═════ Bloque de texto
La conversación telefónica entre Donald Trump y la presidenta de Taiwan, Tsai Ing-wen , ha levantado una polvareda, no tanto por poner patas arriba la relación entre China y Estados Unidos, afirmación que cabría calificar de exagerada, sino porque, realizada de manera aparentemente apresurada, antes de la investidura, antes de designar un nuevo secretario de Estado y poco después de haber anunciando un cambio en la política económica de EEUU hacia el Pacífico, encendió las alarmas de la escena internacional por lo que podría tener de ejemplo de lo que sería la política exterior norteamericana en la era Trump.
Para analizar lo ocurrido hay que hacer dos precisiones. La primera, que Trump, con sus opiniones escandalosas durante la campaña electoral, ha contribuido a justificar cierta imagen de Estados Unidos, esquemática y caricaturesca, abonada por medios de comunicación europeos y de algunos demócratas estadounidenses y la izquierda europea. La segunda, que China no le dio importancia en las primeras horas hasta que descubrió que el escándalo creado en los ambientes citados anteriormente le ofrecían una oportunidad de marcar territorio frente a la emergente Administración Trump. Y a continuación hay que añadir que el propio Trump ha afirmado que no cuestiona el actual estatus en el que Estados Unidos reconoce al régimen de Pekín y no al de Taipei, que no obstante se mantiene el compromiso de contribuir a la defensa de la isla y que le asiste el derecho a hablar con cualquier dirigente político del mundo. Es decir, que no se ha alejado ni un ápice de la política tradicional defendida por el Partido Republicano desde que estableció su nueva política respecto a China.
En este escenario hay que situar el incidente. Trump ha llegado como elefante en cacharreria y, aunque tome decisiones y defina políticas que progresivamente van encajando en la postura de la derecha republicana que no son nuevas, va a estar preso de su imagen y de la engrasada maquinaria de propaganda ideológica de sus adversarios. Pero, a la vez, eso no debe hacer perder la perspectiva de que el presidente electo ejerce de bocazas y de impulsivo en una situación en que cualquier desliz puede conducir a situaciones ingobernables.
══════════
═════ Datos para revisar
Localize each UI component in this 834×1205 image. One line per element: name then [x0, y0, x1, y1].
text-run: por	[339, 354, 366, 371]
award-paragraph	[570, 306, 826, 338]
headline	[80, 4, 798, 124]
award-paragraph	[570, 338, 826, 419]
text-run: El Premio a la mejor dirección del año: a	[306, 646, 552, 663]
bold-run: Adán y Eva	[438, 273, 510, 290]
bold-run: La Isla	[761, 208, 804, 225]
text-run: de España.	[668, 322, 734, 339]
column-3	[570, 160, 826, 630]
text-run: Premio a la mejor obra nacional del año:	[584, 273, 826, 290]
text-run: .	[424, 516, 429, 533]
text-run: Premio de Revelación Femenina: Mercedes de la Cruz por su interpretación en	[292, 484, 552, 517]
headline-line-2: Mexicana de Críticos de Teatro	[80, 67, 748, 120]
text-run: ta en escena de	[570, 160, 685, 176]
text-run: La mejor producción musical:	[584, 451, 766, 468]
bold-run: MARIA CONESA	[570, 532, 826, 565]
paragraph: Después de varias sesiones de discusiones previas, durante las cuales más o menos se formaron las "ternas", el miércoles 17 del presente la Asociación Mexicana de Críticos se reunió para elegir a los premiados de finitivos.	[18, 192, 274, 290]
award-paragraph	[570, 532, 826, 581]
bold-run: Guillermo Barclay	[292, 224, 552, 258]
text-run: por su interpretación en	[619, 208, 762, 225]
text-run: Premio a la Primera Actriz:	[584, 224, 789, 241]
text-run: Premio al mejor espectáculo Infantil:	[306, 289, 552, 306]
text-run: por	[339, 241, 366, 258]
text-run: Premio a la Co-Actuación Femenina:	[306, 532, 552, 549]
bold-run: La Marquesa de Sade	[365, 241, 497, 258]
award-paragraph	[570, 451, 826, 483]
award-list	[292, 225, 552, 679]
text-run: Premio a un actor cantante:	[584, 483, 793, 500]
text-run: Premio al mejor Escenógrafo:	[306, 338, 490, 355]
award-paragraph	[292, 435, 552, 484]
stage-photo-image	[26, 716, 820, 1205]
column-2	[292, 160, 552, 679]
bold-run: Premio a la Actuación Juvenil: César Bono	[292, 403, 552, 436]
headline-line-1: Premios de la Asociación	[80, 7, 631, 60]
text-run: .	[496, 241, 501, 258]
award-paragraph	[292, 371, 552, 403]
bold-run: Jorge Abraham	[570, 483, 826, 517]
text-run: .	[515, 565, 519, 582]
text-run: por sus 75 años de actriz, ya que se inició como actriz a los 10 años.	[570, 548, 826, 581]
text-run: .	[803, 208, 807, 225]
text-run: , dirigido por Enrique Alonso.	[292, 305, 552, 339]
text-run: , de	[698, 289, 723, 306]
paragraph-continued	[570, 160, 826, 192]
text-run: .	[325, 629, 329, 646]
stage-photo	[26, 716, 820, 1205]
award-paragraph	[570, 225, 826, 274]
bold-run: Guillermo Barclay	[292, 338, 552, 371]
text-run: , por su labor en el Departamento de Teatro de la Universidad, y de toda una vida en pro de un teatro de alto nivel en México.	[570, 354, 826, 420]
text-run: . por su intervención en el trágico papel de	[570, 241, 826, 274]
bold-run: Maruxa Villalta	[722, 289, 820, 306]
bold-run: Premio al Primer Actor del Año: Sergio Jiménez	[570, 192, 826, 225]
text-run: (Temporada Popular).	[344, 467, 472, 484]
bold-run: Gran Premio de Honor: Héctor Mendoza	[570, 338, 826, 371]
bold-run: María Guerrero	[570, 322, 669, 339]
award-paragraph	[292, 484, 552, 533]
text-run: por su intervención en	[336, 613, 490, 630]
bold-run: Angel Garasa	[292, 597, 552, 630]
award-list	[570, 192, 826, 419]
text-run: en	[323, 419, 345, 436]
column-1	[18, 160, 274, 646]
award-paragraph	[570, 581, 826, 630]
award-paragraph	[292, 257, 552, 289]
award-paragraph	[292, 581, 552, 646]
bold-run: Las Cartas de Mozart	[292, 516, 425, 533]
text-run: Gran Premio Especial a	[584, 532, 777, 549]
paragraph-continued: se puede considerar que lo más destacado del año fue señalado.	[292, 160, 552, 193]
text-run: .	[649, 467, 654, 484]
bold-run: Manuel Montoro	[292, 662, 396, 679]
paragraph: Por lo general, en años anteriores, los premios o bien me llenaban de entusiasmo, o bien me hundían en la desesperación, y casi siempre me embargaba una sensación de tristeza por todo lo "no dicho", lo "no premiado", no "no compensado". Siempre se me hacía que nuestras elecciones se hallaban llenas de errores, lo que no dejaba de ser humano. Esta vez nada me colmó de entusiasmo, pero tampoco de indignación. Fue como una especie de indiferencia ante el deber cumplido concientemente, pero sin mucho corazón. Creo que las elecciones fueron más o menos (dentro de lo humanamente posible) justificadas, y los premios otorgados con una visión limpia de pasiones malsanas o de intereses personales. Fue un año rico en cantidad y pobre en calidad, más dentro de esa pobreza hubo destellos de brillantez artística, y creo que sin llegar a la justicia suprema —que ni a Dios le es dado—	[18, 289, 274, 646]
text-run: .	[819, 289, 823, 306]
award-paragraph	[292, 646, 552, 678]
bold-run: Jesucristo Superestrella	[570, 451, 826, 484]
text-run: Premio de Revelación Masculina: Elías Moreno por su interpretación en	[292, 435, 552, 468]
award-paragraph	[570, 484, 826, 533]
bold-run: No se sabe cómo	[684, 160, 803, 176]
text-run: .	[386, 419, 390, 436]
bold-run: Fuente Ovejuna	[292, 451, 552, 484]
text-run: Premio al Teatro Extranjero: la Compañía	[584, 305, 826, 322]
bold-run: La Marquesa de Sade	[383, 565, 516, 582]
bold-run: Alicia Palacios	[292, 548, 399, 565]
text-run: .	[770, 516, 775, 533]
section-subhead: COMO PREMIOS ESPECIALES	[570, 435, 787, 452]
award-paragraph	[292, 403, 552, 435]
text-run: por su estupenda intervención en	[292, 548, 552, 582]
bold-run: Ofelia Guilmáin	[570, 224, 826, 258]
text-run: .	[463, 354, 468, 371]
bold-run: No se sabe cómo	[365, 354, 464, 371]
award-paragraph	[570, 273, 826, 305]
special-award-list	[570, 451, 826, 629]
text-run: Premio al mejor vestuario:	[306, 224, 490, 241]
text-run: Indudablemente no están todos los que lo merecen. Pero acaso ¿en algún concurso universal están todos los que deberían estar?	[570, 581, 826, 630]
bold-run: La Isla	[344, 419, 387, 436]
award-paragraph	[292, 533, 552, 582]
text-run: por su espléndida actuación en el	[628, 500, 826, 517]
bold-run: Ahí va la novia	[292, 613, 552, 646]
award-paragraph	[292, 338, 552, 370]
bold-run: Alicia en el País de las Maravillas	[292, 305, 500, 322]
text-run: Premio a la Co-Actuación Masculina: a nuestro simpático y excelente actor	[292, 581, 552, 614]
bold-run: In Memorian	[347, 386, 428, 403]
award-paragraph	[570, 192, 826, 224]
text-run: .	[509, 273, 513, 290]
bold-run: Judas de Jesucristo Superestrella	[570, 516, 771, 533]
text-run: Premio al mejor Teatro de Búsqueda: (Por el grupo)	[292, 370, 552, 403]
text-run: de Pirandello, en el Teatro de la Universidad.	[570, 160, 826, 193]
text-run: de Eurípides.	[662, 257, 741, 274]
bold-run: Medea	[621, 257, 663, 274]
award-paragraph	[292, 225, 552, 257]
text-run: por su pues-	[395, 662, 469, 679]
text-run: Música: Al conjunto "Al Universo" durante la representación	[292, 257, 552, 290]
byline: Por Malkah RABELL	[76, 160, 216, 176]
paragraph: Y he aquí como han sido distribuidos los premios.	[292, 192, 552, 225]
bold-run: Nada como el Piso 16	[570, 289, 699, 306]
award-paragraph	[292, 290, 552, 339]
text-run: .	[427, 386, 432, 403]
══════════
■ **Comprueba tu comprensión**
1. Según el texto sobre la llamada entre Trump y Tsai Ing-wen, ¿con quién afirma Trump que le asiste el derecho a hablar?
2. Transcribe sin cambios el fragmento del texto sobre la llamada entre Trump y Tsai Ing-wen que va desde "La conversación telefónica" hasta "la era Trump.", ambos incluidos.

■ **Respuestas dadas**
1. Con cualquier dirigente político del mundo.

2.
La conversación telefónica entre Donald Trump y la presidenta de Taiwan, Tsai Ing-wen , ha levantado una polvareda, no tanto por poner patas arriba la relación entre China y Estados Unidos, afirmación que cabría calificar de exagerada, sino porque, realizada de manera aparentemente apresurada, antes de la investidura, antes de designar un nuevo secretario de Estado y poco después de haber anunciando un cambio en la política económica de EEUU hacia el Pacífico, encendió las alarmas de la escena internacional por lo que podría tener de ejemplo de lo que sería la política exterior norteamericana en la era Trump.